Dataset entries on figures
• • • • •

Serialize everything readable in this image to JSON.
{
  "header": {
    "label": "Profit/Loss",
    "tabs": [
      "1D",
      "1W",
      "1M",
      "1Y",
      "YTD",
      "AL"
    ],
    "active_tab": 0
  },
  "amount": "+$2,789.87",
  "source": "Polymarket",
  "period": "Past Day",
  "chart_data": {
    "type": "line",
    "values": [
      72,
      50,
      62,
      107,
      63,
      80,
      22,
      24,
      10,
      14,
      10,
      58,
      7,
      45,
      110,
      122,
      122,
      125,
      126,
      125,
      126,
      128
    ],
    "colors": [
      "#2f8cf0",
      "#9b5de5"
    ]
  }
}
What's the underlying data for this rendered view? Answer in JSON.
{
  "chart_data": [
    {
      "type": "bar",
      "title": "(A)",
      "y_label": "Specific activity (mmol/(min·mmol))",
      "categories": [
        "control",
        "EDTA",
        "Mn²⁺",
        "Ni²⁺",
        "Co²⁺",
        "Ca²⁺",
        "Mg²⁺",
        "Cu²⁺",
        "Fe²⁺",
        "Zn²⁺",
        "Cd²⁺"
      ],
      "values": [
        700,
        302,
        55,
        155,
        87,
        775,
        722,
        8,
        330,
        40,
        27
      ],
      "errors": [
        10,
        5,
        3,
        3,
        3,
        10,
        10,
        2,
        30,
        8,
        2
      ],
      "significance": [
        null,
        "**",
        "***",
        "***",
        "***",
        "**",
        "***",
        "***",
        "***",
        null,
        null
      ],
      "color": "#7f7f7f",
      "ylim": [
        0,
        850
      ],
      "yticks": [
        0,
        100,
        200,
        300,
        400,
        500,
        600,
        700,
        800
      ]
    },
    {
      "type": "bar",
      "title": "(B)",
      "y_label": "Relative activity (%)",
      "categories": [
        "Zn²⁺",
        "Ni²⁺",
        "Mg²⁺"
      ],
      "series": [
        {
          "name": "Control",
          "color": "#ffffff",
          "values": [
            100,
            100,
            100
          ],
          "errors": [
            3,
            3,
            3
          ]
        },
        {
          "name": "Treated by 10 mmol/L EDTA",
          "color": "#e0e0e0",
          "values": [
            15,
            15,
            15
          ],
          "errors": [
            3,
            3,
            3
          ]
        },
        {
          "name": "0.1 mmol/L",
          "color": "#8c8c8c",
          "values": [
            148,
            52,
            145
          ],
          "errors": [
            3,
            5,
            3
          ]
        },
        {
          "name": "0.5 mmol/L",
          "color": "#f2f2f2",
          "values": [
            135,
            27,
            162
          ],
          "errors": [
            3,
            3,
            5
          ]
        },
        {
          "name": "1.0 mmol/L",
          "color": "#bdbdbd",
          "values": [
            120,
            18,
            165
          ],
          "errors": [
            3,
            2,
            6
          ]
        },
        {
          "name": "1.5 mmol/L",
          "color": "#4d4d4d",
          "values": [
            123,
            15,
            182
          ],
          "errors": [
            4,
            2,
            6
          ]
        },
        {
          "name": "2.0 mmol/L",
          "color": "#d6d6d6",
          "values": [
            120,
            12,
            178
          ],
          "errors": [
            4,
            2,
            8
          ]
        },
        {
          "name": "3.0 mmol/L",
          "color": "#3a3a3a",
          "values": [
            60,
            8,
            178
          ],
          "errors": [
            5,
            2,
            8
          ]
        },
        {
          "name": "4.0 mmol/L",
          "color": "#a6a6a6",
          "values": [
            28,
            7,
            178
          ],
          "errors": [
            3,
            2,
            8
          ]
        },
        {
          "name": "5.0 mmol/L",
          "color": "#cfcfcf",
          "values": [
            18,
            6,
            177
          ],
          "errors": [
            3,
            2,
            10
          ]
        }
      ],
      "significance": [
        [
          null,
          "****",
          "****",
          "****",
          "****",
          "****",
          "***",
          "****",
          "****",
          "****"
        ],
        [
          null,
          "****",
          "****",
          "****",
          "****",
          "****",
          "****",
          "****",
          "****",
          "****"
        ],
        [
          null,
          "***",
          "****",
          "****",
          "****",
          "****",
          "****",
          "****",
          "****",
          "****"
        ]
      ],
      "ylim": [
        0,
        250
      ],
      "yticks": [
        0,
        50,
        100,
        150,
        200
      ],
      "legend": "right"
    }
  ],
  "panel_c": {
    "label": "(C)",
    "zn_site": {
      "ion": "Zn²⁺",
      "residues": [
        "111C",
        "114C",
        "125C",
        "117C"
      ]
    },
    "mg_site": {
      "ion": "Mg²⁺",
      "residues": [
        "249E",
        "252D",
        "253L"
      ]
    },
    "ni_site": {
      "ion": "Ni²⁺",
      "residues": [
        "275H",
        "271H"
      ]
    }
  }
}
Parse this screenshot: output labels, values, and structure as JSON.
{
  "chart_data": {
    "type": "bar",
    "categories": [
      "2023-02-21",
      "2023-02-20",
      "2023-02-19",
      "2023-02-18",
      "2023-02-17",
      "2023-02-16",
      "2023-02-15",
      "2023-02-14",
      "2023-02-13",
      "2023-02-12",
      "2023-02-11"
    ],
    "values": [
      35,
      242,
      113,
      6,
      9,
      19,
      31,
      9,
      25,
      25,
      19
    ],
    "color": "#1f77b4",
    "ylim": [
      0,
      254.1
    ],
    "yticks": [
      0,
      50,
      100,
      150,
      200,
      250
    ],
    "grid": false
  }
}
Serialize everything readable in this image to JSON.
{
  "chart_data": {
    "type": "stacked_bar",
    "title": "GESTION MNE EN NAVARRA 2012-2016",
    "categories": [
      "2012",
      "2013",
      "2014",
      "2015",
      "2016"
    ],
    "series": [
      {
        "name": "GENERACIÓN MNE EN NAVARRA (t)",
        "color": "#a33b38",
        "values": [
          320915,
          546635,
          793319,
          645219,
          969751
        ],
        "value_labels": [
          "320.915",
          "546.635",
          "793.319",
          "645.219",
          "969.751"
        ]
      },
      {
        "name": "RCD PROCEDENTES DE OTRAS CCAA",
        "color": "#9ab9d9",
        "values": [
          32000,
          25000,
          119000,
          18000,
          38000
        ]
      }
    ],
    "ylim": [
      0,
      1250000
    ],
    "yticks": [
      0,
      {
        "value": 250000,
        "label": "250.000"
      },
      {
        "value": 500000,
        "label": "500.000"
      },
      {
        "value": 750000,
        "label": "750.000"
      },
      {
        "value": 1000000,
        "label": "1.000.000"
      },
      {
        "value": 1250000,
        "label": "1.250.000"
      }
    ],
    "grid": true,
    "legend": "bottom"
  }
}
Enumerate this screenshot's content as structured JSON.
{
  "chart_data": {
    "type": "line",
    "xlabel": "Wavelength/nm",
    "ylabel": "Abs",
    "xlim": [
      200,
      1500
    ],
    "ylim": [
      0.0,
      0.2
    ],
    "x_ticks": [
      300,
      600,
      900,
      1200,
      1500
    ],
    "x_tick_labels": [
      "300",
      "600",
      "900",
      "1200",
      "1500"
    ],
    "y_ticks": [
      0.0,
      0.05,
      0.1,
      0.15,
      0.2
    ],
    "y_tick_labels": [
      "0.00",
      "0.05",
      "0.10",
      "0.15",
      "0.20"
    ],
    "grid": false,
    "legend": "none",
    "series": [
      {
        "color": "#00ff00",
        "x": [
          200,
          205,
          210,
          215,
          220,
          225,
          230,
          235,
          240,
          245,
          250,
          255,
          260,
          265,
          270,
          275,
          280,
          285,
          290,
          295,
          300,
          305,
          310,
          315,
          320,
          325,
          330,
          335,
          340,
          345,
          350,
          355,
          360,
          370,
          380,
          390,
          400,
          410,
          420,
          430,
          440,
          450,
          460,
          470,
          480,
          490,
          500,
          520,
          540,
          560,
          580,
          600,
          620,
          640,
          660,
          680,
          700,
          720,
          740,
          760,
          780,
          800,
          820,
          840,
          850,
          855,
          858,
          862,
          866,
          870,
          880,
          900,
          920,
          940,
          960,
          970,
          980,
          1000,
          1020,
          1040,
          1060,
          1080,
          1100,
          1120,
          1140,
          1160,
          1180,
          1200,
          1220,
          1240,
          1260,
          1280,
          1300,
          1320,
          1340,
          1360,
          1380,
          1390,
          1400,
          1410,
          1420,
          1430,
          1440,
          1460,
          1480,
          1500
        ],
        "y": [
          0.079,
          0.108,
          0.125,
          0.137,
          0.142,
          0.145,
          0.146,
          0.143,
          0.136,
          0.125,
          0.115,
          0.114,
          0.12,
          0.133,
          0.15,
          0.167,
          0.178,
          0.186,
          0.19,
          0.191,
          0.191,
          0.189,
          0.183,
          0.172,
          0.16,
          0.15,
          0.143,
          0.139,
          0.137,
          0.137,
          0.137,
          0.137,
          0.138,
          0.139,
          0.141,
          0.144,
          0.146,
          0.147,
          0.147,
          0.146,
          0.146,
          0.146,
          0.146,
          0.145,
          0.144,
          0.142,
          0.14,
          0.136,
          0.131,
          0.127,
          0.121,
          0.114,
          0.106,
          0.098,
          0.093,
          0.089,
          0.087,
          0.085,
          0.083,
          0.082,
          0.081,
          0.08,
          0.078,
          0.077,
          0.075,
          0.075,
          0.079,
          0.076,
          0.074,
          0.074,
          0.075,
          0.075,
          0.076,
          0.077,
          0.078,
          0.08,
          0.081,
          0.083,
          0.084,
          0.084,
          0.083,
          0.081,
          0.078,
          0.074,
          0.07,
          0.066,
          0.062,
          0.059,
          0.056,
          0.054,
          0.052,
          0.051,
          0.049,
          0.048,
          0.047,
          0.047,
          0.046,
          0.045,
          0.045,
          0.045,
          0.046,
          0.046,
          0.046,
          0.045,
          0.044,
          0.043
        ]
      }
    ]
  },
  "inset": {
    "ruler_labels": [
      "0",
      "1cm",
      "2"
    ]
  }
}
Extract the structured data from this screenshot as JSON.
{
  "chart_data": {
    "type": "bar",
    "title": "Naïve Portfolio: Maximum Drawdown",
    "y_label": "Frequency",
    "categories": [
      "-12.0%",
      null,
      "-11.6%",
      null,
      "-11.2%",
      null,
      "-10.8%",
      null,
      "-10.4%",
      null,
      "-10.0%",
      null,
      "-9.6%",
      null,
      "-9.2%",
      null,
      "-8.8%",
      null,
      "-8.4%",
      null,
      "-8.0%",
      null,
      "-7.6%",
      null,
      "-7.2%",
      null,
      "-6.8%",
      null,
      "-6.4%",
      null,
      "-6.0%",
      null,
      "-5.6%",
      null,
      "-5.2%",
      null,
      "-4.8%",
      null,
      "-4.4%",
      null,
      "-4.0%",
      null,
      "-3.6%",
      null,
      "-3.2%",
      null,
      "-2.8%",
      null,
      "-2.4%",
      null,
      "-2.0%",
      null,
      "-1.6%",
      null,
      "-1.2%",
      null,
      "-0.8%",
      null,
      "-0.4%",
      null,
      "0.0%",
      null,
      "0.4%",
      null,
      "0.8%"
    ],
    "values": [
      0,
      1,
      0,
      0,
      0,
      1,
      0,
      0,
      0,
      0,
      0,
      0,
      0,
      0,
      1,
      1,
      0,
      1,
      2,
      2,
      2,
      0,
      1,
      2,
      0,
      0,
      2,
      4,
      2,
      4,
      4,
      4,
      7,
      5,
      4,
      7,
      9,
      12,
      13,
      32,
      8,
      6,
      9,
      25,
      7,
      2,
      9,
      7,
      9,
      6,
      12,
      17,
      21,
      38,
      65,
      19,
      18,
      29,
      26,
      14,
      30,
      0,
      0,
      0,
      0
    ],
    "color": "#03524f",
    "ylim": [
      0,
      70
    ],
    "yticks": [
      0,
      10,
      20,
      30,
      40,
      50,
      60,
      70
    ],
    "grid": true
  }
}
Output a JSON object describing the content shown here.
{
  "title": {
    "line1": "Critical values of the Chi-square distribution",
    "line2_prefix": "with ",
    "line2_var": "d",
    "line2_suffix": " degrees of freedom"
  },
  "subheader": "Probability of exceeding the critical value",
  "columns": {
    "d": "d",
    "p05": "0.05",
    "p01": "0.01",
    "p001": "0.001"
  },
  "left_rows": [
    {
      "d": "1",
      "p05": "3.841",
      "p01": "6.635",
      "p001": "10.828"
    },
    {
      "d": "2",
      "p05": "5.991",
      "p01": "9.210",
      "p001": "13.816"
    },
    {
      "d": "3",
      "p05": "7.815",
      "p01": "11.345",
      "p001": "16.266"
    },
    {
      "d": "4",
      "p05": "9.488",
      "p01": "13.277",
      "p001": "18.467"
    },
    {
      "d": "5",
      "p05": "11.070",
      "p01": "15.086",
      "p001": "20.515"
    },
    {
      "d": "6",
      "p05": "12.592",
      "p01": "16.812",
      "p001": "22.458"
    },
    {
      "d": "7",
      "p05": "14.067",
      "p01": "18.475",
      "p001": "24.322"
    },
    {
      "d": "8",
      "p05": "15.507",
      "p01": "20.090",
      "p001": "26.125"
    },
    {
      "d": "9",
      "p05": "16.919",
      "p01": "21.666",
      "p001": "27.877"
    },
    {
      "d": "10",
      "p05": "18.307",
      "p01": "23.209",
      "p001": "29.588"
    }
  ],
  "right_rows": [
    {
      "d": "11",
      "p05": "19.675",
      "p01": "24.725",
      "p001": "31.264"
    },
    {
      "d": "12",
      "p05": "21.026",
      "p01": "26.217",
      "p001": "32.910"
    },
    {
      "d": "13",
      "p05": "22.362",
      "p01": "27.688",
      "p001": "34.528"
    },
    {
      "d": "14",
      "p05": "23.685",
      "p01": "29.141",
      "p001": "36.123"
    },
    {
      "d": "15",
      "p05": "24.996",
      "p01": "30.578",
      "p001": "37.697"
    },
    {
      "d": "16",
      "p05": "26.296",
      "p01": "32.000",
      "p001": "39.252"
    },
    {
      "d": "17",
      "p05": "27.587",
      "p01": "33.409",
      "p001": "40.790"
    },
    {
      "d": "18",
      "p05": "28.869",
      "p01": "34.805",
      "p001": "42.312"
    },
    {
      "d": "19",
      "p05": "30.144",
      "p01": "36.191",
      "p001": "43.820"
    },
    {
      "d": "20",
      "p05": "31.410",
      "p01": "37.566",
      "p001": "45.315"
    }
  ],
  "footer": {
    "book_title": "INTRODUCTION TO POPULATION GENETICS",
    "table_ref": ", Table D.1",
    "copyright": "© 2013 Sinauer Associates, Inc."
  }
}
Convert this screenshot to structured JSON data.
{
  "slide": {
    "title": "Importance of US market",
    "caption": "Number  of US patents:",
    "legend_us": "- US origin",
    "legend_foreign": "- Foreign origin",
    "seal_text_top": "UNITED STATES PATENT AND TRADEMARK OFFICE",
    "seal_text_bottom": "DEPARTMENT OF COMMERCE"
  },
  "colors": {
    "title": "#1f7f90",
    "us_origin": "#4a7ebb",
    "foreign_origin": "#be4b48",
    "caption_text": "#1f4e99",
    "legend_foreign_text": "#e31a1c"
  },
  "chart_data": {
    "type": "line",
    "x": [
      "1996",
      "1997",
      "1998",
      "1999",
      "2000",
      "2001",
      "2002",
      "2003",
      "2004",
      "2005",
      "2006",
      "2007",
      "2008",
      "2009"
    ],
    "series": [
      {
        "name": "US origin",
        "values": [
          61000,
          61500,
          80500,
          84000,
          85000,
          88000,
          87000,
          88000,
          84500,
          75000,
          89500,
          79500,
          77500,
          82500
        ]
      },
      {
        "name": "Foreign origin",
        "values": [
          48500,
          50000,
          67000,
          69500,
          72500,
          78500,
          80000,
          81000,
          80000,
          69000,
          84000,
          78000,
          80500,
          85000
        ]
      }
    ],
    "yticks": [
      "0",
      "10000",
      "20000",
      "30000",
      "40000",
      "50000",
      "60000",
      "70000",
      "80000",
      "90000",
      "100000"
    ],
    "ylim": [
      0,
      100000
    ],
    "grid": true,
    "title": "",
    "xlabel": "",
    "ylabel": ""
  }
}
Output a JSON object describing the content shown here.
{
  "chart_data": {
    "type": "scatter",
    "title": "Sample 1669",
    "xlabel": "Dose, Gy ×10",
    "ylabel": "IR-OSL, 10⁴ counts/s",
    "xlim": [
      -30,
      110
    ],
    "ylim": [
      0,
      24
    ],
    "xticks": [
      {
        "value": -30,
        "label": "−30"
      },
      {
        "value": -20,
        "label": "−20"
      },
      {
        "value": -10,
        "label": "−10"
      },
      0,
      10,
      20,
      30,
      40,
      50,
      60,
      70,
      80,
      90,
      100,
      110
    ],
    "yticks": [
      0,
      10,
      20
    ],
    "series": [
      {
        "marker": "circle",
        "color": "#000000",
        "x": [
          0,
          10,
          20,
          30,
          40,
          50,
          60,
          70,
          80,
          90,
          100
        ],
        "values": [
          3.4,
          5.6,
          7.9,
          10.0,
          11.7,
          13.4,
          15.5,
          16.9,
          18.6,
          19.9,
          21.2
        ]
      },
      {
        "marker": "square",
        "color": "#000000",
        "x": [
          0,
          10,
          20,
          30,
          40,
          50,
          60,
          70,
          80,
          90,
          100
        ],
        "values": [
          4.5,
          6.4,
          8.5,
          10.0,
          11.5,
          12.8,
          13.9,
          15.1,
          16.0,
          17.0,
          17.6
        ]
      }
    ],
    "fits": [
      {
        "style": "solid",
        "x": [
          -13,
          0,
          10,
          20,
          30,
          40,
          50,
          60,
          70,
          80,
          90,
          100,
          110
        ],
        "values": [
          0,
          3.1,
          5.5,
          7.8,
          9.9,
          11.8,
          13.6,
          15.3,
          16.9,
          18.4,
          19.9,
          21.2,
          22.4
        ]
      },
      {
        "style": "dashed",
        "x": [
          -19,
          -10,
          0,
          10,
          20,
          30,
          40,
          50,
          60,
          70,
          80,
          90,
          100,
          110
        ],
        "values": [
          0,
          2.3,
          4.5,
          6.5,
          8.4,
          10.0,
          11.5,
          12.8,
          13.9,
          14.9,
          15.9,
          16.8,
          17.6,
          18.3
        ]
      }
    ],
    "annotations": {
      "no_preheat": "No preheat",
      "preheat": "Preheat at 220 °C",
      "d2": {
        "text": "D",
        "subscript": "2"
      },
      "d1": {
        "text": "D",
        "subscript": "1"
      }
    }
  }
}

• • • • •

WHAT IS ASKED:
Copy out each line of the data where the string "square" appears.

WORKED ANSWER:
    "line1": "Critical values of the Chi-square distribution",
        "marker": "square",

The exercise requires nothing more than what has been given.